Saved data entries
## START
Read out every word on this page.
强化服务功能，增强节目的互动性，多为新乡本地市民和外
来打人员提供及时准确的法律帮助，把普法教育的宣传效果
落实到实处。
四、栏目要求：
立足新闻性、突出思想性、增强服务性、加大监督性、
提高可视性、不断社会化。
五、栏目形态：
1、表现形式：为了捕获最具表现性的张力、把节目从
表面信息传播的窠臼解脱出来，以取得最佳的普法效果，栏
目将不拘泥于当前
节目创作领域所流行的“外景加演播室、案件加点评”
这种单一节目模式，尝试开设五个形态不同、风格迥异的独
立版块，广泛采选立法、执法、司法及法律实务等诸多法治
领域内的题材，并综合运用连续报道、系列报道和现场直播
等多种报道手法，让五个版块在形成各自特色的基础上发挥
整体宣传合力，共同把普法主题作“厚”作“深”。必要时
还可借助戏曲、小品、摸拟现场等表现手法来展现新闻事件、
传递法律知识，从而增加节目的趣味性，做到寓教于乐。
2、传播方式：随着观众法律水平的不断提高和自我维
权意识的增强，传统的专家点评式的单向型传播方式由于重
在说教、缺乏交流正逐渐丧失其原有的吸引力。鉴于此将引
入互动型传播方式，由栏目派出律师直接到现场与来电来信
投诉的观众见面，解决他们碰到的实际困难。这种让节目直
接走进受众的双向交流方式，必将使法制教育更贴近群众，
## END
Aim »
Print the whole listing exactly as it is.

Exercise answer »
Read out every word on this page.
强化服务功能，增强节目的互动性，多为新乡本地市民和外
来打人员提供及时准确的法律帮助，把普法教育的宣传效果
落实到实处。
四、栏目要求：
立足新闻性、突出思想性、增强服务性、加大监督性、
提高可视性、不断社会化。
五、栏目形态：
1、表现形式：为了捕获最具表现性的张力、把节目从
表面信息传播的窠臼解脱出来，以取得最佳的普法效果，栏
目将不拘泥于当前
节目创作领域所流行的“外景加演播室、案件加点评”
这种单一节目模式，尝试开设五个形态不同、风格迥异的独
立版块，广泛采选立法、执法、司法及法律实务等诸多法治
领域内的题材，并综合运用连续报道、系列报道和现场直播
等多种报道手法，让五个版块在形成各自特色的基础上发挥
整体宣传合力，共同把普法主题作“厚”作“深”。必要时
还可借助戏曲、小品、摸拟现场等表现手法来展现新闻事件、
传递法律知识，从而增加节目的趣味性，做到寓教于乐。
2、传播方式：随着观众法律水平的不断提高和自我维
权意识的增强，传统的专家点评式的单向型传播方式由于重
在说教、缺乏交流正逐渐丧失其原有的吸引力。鉴于此将引
入互动型传播方式，由栏目派出律师直接到现场与来电来信
投诉的观众见面，解决他们碰到的实际困难。这种让节目直
接走进受众的双向交流方式，必将使法制教育更贴近群众，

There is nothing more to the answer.